## Begin INFORMATION SUPPLIED

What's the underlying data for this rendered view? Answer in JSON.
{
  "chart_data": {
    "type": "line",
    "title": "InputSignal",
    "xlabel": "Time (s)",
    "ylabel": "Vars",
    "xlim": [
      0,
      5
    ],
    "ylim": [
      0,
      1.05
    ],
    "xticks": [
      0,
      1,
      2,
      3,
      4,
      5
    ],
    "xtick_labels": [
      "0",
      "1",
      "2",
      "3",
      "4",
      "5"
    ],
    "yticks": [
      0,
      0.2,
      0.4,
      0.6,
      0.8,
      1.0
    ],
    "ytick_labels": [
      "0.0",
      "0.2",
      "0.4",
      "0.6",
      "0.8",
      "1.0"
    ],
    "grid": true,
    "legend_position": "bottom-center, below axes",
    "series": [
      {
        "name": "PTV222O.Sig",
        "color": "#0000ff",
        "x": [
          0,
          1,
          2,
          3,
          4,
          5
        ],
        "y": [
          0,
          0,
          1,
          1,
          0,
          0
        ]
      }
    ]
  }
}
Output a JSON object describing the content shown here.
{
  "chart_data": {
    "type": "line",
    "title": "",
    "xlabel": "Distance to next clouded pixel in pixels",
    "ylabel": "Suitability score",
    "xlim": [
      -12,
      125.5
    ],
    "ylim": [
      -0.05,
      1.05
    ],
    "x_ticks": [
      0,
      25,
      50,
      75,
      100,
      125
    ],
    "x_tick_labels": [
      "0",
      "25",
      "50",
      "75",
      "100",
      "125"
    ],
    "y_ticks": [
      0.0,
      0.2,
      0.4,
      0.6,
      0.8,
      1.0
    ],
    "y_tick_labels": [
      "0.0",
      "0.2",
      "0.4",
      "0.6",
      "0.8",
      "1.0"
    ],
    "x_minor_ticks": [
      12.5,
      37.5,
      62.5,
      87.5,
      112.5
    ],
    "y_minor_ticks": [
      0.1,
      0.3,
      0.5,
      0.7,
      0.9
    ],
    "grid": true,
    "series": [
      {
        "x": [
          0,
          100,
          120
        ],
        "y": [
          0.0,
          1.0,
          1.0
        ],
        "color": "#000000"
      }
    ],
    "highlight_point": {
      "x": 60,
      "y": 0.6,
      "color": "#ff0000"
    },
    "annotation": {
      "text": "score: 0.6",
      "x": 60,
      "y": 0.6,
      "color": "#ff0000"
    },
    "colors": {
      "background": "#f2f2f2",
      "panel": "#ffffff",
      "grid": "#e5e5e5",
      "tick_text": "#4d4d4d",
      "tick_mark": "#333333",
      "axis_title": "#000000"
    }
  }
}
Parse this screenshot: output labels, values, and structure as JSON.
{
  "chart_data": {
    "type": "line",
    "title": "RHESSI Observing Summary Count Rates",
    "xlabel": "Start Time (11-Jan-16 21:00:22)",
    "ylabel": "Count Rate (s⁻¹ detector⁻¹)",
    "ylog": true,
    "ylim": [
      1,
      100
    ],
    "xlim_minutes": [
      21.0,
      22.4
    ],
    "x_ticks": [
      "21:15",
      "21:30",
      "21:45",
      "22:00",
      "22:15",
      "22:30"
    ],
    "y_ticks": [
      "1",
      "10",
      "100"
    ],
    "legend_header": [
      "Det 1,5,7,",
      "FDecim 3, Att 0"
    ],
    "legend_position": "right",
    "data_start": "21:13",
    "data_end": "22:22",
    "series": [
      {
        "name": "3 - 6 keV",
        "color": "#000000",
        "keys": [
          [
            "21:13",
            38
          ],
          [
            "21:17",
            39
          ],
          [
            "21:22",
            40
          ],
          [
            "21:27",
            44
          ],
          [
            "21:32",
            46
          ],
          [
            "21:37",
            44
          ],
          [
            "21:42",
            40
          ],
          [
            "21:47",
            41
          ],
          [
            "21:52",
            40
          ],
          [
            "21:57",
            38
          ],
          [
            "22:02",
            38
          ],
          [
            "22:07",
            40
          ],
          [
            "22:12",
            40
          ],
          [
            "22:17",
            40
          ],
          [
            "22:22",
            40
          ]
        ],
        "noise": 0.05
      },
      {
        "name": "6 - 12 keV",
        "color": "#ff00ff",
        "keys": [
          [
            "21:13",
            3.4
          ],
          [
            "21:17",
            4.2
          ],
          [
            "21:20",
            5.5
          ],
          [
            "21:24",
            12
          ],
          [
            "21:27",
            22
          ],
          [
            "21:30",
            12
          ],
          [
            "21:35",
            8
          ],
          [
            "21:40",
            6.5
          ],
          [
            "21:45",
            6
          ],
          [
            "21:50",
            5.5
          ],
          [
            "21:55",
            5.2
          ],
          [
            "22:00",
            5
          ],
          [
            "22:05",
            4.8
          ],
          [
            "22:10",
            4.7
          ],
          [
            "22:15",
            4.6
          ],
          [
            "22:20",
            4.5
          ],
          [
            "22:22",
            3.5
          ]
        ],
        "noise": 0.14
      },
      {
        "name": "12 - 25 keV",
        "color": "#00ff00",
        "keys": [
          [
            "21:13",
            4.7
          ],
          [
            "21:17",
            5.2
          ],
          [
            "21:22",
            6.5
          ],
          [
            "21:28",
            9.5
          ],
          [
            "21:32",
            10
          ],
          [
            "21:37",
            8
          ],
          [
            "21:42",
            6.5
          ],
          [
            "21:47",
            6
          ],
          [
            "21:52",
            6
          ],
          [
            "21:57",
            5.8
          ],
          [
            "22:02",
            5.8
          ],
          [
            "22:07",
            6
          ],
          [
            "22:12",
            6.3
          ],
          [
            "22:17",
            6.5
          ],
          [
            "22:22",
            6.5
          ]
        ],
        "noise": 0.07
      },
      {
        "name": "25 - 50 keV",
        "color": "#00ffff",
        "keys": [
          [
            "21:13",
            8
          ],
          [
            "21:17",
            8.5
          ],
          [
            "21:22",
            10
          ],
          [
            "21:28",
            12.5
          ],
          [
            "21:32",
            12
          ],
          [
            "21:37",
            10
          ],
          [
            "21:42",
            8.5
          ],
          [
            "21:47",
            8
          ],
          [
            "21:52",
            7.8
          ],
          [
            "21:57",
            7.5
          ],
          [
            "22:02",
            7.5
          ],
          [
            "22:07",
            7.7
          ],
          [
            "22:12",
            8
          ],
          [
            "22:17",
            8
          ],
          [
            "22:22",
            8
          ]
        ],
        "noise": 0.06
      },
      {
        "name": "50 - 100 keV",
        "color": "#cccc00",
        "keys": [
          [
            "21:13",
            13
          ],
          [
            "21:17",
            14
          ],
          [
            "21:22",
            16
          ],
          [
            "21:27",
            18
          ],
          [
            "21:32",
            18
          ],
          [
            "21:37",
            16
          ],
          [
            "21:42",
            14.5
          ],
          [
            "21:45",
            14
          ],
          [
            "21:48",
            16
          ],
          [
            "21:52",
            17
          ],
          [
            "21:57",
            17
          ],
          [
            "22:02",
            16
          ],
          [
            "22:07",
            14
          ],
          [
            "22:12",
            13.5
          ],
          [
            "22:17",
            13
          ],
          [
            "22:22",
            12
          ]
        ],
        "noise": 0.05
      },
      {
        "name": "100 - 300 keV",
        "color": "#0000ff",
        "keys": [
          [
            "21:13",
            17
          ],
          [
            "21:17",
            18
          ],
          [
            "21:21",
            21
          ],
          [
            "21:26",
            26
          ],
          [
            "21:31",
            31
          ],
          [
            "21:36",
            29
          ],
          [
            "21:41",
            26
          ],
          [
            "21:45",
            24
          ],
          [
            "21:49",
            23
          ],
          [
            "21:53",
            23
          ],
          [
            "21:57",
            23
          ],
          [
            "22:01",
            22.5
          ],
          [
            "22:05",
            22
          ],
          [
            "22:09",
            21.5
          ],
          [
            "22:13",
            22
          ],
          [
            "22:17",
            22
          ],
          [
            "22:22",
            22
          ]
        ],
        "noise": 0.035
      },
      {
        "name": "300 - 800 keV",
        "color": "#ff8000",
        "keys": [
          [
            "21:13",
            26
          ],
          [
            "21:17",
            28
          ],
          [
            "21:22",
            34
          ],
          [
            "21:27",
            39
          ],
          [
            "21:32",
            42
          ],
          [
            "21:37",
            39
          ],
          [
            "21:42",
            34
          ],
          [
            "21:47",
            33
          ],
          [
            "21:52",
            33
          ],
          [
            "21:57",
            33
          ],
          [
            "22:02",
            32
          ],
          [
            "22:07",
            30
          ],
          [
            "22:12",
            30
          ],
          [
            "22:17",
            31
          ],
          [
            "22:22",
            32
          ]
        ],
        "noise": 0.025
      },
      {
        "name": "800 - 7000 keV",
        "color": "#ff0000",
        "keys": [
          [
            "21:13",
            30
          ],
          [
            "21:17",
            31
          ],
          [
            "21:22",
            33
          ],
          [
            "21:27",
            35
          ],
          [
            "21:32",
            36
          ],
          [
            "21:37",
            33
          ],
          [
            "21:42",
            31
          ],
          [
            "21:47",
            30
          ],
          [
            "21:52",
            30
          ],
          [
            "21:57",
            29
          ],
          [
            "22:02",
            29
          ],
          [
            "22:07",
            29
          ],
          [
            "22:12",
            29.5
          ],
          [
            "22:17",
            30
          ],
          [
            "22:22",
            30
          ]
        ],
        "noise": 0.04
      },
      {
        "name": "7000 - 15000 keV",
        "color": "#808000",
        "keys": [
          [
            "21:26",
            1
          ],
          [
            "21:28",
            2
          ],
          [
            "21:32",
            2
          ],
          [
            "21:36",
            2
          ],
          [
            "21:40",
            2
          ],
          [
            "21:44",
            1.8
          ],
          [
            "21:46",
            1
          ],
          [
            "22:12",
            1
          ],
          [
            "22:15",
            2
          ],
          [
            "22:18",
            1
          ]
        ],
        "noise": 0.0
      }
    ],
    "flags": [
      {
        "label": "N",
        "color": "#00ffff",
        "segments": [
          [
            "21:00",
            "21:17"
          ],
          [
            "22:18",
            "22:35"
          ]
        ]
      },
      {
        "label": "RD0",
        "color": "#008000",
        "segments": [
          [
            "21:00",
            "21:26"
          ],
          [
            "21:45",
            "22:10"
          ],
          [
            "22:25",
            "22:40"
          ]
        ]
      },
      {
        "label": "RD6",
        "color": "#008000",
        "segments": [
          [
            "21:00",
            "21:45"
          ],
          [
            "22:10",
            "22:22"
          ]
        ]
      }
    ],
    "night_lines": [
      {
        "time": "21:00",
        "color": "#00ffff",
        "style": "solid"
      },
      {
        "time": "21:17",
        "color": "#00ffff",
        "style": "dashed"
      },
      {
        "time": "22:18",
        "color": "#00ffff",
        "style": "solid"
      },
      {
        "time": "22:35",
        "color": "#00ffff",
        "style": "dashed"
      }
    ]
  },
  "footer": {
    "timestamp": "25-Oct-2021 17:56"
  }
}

## End INFORMATION SUPPLIED

## STATED PROBLEM
Working from the entries above, return all lines that contain "Count".

## OUTPUT
    "title": "RHESSI Observing Summary Count Rates",
    "ylabel": "Count Rate (s⁻¹ detector⁻¹)",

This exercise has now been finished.